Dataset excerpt

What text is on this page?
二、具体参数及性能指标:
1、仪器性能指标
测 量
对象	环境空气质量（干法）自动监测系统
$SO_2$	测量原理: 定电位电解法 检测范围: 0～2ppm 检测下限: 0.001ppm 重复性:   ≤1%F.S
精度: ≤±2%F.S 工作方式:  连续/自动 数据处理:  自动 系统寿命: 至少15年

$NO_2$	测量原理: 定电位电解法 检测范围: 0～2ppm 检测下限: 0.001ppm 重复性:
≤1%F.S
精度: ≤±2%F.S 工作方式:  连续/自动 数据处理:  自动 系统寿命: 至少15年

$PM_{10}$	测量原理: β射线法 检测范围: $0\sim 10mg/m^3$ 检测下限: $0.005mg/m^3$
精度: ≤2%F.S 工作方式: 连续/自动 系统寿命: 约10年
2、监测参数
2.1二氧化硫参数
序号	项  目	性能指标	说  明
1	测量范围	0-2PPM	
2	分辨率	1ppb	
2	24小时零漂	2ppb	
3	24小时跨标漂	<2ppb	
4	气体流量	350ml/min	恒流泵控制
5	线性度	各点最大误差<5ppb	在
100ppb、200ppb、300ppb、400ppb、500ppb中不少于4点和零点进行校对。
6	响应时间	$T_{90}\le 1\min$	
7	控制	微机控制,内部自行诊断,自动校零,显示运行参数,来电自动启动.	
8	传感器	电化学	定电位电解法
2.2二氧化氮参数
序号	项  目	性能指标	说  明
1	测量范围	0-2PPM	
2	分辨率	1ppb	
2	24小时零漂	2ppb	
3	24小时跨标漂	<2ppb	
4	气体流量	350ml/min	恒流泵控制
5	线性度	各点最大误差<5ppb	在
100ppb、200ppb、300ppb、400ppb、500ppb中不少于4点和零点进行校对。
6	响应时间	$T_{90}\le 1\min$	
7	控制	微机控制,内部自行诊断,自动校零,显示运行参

==

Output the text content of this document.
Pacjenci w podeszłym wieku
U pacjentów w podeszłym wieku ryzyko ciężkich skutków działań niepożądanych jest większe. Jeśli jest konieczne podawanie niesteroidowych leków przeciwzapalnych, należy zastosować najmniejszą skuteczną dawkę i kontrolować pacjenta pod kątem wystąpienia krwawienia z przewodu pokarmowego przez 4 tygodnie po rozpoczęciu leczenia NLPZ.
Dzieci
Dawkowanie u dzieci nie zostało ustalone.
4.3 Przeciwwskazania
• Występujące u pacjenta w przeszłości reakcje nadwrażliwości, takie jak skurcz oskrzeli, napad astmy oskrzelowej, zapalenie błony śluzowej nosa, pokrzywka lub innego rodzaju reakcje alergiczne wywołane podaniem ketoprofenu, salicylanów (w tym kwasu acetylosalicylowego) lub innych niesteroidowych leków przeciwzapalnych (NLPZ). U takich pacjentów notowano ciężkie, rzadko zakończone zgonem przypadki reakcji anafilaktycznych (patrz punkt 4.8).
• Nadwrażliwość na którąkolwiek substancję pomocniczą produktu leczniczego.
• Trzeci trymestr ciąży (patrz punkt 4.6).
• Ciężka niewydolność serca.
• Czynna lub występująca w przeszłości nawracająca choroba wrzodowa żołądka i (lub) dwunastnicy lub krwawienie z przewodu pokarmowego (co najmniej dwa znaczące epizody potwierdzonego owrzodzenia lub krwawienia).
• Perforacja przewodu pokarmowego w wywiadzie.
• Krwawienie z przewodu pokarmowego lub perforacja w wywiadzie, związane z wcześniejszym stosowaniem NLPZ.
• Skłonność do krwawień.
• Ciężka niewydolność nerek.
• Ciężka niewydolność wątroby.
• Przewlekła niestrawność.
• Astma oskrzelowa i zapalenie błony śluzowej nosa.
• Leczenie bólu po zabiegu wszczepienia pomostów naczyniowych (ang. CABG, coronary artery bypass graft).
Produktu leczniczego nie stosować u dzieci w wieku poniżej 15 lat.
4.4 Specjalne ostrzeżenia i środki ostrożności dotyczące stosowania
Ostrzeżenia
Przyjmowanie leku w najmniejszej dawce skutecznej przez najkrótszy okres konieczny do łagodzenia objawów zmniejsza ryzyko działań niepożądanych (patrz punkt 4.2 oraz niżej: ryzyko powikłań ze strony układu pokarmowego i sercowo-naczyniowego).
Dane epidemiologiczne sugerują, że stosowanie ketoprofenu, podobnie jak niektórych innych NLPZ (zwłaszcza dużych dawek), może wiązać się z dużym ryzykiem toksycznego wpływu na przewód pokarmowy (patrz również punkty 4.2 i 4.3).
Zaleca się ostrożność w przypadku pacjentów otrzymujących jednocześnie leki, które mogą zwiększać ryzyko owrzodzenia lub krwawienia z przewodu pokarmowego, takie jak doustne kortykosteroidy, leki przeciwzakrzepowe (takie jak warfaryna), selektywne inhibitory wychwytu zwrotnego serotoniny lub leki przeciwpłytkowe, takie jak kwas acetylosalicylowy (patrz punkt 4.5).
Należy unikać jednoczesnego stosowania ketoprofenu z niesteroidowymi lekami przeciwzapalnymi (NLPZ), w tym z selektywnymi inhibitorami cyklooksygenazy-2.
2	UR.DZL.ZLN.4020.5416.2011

---

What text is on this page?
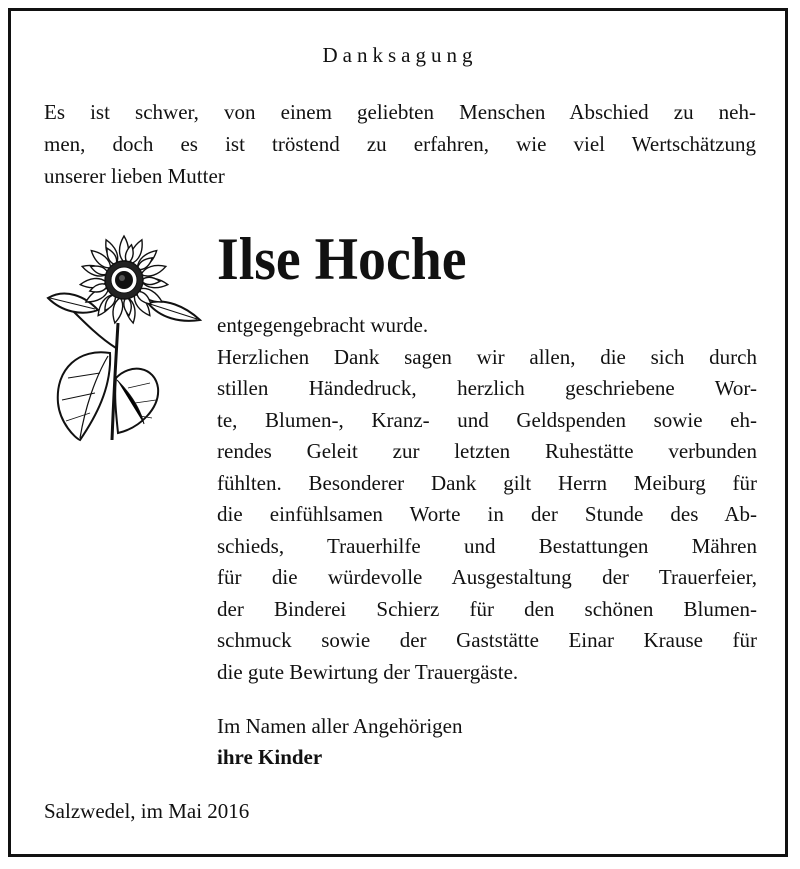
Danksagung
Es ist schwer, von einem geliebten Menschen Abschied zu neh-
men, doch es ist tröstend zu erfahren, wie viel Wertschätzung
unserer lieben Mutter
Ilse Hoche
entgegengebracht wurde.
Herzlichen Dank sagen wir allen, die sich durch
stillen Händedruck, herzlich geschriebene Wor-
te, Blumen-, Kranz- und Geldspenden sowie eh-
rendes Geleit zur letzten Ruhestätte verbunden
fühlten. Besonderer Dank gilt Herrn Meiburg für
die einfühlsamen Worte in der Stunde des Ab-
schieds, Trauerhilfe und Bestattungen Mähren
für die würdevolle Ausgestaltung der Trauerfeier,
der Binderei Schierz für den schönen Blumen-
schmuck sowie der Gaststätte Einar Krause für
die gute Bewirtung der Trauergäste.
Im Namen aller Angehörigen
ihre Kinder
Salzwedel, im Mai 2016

> _Objective_: Gather every line containing the word "zapalenie" and copy it.

> _Answer_:
• Występujące u pacjenta w przeszłości reakcje nadwrażliwości, takie jak skurcz oskrzeli, napad astmy oskrzelowej, zapalenie błony śluzowej nosa, pokrzywka lub innego rodzaju reakcje alergiczne wywołane podaniem ketoprofenu, salicylanów (w tym kwasu acetylosalicylowego) lub innych niesteroidowych leków przeciwzapalnych (NLPZ). U takich pacjentów notowano ciężkie, rzadko zakończone zgonem przypadki reakcji anafilaktycznych (patrz punkt 4.8).
• Astma oskrzelowa i zapalenie błony śluzowej nosa.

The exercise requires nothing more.